Data extracted from a collection:
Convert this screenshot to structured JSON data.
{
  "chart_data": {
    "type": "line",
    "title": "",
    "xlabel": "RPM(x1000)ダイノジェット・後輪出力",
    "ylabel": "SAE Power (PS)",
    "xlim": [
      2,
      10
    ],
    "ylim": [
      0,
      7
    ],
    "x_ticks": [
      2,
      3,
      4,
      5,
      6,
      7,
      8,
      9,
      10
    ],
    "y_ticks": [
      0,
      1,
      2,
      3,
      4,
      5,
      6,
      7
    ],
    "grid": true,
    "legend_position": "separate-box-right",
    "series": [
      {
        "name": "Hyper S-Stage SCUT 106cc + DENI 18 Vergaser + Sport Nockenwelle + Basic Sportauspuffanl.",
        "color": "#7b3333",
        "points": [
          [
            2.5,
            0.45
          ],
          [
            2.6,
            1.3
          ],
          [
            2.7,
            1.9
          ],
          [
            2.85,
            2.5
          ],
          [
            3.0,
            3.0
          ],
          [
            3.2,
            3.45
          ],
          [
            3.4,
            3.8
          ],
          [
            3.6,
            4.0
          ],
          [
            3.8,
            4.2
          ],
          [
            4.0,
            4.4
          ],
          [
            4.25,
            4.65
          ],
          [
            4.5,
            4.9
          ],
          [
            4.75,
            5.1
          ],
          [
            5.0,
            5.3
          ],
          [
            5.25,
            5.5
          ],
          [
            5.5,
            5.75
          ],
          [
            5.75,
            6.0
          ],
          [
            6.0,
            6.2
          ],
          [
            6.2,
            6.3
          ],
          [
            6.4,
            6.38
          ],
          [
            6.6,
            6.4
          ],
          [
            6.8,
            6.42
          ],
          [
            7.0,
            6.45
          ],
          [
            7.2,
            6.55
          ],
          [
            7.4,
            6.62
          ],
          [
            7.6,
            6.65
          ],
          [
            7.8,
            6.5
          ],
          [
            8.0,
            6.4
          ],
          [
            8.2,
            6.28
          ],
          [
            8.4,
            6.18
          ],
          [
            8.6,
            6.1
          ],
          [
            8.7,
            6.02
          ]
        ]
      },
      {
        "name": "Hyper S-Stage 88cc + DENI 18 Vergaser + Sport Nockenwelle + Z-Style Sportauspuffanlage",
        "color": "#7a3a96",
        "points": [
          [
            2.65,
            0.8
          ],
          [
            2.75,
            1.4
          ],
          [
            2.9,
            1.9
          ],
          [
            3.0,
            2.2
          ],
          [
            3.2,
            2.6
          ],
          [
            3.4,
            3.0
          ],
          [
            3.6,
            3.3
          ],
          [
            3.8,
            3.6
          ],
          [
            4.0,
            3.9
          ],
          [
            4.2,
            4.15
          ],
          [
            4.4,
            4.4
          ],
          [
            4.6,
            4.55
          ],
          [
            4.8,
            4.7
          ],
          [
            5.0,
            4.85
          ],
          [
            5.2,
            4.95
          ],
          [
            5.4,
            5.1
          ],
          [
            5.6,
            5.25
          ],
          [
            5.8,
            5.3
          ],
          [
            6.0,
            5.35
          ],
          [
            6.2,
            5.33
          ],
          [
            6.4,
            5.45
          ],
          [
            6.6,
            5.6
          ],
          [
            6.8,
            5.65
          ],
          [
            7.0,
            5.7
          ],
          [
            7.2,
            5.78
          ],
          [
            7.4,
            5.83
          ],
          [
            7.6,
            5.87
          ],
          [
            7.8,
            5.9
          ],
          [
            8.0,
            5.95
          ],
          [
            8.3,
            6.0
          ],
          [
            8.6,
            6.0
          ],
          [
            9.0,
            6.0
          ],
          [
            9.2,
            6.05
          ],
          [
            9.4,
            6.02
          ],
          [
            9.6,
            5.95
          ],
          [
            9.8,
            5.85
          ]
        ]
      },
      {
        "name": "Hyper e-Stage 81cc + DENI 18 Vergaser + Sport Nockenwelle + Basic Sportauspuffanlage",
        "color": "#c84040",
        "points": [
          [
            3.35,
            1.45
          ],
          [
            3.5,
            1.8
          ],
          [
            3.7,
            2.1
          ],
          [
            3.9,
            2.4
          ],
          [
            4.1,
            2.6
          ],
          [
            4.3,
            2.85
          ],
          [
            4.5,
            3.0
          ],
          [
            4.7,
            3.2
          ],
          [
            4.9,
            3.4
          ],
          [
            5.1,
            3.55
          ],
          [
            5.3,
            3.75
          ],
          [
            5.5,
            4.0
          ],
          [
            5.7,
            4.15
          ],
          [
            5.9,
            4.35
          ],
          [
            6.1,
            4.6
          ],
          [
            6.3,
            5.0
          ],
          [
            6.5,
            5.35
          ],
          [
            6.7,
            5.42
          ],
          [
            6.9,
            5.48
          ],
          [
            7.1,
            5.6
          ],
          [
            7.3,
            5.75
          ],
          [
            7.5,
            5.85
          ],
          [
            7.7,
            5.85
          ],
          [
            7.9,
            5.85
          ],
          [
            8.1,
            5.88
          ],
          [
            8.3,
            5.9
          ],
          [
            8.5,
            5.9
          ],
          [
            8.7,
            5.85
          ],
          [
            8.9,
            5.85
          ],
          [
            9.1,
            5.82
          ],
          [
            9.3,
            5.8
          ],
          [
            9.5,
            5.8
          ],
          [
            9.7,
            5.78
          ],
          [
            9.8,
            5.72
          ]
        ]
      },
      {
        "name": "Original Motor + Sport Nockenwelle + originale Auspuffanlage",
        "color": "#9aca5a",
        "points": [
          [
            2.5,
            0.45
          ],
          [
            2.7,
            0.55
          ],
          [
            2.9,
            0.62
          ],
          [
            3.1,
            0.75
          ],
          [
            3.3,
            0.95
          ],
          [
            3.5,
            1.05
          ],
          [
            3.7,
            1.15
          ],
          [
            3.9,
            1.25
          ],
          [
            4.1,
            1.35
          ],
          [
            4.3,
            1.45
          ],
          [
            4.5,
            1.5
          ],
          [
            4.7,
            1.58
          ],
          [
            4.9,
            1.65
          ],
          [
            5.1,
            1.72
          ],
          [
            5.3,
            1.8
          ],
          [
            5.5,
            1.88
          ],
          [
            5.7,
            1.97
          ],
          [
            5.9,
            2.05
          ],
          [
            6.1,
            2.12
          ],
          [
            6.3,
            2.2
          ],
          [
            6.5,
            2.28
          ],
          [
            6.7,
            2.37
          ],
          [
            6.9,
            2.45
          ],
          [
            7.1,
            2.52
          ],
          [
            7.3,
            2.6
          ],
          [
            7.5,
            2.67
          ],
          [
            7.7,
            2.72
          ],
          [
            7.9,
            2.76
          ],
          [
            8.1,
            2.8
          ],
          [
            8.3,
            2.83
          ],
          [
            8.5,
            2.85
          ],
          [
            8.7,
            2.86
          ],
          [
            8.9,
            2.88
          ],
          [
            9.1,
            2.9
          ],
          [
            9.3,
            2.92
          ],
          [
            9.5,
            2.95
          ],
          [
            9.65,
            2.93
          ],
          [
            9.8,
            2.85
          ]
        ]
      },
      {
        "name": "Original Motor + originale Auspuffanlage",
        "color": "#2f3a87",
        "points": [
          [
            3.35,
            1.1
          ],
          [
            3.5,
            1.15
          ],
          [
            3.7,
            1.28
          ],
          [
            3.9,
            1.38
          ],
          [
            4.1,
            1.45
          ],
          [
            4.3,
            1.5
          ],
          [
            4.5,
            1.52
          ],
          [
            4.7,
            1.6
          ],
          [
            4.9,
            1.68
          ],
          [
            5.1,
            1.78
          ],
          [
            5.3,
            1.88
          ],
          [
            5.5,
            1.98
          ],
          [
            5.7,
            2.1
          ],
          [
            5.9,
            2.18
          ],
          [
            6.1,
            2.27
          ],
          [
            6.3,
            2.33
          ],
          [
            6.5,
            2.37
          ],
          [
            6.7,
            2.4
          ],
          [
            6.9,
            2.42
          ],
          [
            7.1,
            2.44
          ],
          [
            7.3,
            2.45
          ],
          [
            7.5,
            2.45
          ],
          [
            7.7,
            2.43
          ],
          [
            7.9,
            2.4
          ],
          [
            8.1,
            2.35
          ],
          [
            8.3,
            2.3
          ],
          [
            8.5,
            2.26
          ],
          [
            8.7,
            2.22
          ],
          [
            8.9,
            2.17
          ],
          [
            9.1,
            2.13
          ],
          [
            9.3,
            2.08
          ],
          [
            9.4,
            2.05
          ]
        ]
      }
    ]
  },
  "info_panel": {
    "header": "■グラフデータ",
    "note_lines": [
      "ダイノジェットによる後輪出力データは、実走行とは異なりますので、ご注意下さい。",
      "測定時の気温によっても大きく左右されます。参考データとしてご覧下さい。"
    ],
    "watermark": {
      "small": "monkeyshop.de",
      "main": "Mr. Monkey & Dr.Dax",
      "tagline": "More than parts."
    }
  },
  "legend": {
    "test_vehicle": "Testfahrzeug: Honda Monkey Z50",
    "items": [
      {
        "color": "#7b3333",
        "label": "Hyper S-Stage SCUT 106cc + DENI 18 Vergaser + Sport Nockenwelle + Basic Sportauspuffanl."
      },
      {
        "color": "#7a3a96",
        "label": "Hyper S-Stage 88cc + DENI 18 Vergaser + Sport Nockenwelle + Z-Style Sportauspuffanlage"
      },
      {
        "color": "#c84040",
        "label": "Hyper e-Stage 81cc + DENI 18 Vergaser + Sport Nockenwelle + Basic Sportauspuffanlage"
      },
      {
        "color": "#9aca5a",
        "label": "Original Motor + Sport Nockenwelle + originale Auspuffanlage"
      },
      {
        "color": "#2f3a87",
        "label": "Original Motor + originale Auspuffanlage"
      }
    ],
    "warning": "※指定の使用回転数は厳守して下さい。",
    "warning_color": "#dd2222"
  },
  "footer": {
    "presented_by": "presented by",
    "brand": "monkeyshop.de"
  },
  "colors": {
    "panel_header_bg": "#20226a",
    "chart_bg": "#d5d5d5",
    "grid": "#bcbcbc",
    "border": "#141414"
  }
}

WORK INSTRUCTIONS:
For the material, find the number of lines holding the word "name" and give that figure and nothing more.

WRITTEN REPLY:
5